● What to work on:
Repeat the lines that follow, leaving nothing out.
━━━ Data shown
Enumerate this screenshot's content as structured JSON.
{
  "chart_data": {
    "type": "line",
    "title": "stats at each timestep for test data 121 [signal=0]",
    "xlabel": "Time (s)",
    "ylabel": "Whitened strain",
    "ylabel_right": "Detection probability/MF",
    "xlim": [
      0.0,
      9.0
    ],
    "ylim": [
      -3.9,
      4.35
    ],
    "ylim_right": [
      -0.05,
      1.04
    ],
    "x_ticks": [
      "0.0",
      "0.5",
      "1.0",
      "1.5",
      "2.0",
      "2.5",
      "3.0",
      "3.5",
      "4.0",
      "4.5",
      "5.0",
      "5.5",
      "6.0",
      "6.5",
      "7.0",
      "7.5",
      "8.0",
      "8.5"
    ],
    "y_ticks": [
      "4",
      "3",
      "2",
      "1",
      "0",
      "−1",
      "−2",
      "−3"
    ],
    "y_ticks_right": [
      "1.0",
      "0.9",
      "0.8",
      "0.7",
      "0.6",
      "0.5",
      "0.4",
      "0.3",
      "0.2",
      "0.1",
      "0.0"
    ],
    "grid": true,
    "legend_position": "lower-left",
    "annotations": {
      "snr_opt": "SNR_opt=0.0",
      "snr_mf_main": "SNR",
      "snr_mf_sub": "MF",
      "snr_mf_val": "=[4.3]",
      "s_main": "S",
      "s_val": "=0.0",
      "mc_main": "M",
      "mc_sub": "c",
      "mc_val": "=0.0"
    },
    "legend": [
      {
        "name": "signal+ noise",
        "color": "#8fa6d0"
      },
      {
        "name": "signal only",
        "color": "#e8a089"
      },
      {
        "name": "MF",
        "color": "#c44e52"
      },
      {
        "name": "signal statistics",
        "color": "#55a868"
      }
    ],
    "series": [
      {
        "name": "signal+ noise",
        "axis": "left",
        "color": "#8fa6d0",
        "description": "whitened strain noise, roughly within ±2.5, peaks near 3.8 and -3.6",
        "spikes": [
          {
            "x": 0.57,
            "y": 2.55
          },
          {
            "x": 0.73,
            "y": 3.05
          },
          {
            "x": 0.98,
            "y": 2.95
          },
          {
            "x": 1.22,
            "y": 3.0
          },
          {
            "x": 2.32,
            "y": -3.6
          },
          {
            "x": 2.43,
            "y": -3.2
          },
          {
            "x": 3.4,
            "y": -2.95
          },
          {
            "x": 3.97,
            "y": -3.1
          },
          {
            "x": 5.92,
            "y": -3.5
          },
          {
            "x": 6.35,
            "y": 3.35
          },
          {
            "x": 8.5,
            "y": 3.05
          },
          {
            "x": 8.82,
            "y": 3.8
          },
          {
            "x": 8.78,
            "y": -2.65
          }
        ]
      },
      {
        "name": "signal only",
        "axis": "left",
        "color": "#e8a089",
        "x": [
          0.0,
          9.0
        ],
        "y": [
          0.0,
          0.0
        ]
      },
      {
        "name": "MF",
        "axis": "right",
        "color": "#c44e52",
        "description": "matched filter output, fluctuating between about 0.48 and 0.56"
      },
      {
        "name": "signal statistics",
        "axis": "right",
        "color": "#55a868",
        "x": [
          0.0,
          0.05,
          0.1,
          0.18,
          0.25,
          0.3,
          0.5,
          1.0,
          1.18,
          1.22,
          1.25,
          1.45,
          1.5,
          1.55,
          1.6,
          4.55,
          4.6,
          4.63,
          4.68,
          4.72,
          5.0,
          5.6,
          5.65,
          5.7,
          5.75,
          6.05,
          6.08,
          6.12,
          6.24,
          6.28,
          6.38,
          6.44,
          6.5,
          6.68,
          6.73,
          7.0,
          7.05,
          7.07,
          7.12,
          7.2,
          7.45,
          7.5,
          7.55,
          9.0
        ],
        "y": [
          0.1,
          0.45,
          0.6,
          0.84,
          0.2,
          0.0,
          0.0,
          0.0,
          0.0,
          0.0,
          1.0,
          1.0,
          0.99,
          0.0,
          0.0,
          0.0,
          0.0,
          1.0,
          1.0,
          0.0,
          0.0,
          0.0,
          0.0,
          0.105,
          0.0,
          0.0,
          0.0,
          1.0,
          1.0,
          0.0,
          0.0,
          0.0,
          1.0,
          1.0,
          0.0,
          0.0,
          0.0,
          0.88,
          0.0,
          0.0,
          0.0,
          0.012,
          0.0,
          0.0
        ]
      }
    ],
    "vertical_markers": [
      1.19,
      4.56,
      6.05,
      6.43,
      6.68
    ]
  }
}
━━━━━━
● Written solution:
Enumerate this screenshot's content as structured JSON.
{
  "chart_data": {
    "type": "line",
    "title": "stats at each timestep for test data 121 [signal=0]",
    "xlabel": "Time (s)",
    "ylabel": "Whitened strain",
    "ylabel_right": "Detection probability/MF",
    "xlim": [
      0.0,
      9.0
    ],
    "ylim": [
      -3.9,
      4.35
    ],
    "ylim_right": [
      -0.05,
      1.04
    ],
    "x_ticks": [
      "0.0",
      "0.5",
      "1.0",
      "1.5",
      "2.0",
      "2.5",
      "3.0",
      "3.5",
      "4.0",
      "4.5",
      "5.0",
      "5.5",
      "6.0",
      "6.5",
      "7.0",
      "7.5",
      "8.0",
      "8.5"
    ],
    "y_ticks": [
      "4",
      "3",
      "2",
      "1",
      "0",
      "−1",
      "−2",
      "−3"
    ],
    "y_ticks_right": [
      "1.0",
      "0.9",
      "0.8",
      "0.7",
      "0.6",
      "0.5",
      "0.4",
      "0.3",
      "0.2",
      "0.1",
      "0.0"
    ],
    "grid": true,
    "legend_position": "lower-left",
    "annotations": {
      "snr_opt": "SNR_opt=0.0",
      "snr_mf_main": "SNR",
      "snr_mf_sub": "MF",
      "snr_mf_val": "=[4.3]",
      "s_main": "S",
      "s_val": "=0.0",
      "mc_main": "M",
      "mc_sub": "c",
      "mc_val": "=0.0"
    },
    "legend": [
      {
        "name": "signal+ noise",
        "color": "#8fa6d0"
      },
      {
        "name": "signal only",
        "color": "#e8a089"
      },
      {
        "name": "MF",
        "color": "#c44e52"
      },
      {
        "name": "signal statistics",
        "color": "#55a868"
      }
    ],
    "series": [
      {
        "name": "signal+ noise",
        "axis": "left",
        "color": "#8fa6d0",
        "description": "whitened strain noise, roughly within ±2.5, peaks near 3.8 and -3.6",
        "spikes": [
          {
            "x": 0.57,
            "y": 2.55
          },
          {
            "x": 0.73,
            "y": 3.05
          },
          {
            "x": 0.98,
            "y": 2.95
          },
          {
            "x": 1.22,
            "y": 3.0
          },
          {
            "x": 2.32,
            "y": -3.6
          },
          {
            "x": 2.43,
            "y": -3.2
          },
          {
            "x": 3.4,
            "y": -2.95
          },
          {
            "x": 3.97,
            "y": -3.1
          },
          {
            "x": 5.92,
            "y": -3.5
          },
          {
            "x": 6.35,
            "y": 3.35
          },
          {
            "x": 8.5,
            "y": 3.05
          },
          {
            "x": 8.82,
            "y": 3.8
          },
          {
            "x": 8.78,
            "y": -2.65
          }
        ]
      },
      {
        "name": "signal only",
        "axis": "left",
        "color": "#e8a089",
        "x": [
          0.0,
          9.0
        ],
        "y": [
          0.0,
          0.0
        ]
      },
      {
        "name": "MF",
        "axis": "right",
        "color": "#c44e52",
        "description": "matched filter output, fluctuating between about 0.48 and 0.56"
      },
      {
        "name": "signal statistics",
        "axis": "right",
        "color": "#55a868",
        "x": [
          0.0,
          0.05,
          0.1,
          0.18,
          0.25,
          0.3,
          0.5,
          1.0,
          1.18,
          1.22,
          1.25,
          1.45,
          1.5,
          1.55,
          1.6,
          4.55,
          4.6,
          4.63,
          4.68,
          4.72,
          5.0,
          5.6,
          5.65,
          5.7,
          5.75,
          6.05,
          6.08,
          6.12,
          6.24,
          6.28,
          6.38,
          6.44,
          6.5,
          6.68,
          6.73,
          7.0,
          7.05,
          7.07,
          7.12,
          7.2,
          7.45,
          7.5,
          7.55,
          9.0
        ],
        "y": [
          0.1,
          0.45,
          0.6,
          0.84,
          0.2,
          0.0,
          0.0,
          0.0,
          0.0,
          0.0,
          1.0,
          1.0,
          0.99,
          0.0,
          0.0,
          0.0,
          0.0,
          1.0,
          1.0,
          0.0,
          0.0,
          0.0,
          0.0,
          0.105,
          0.0,
          0.0,
          0.0,
          1.0,
          1.0,
          0.0,
          0.0,
          0.0,
          1.0,
          1.0,
          0.0,
          0.0,
          0.0,
          0.88,
          0.0,
          0.0,
          0.0,
          0.012,
          0.0,
          0.0
        ]
      }
    ],
    "vertical_markers": [
      1.19,
      4.56,
      6.05,
      6.43,
      6.68
    ]
  }
}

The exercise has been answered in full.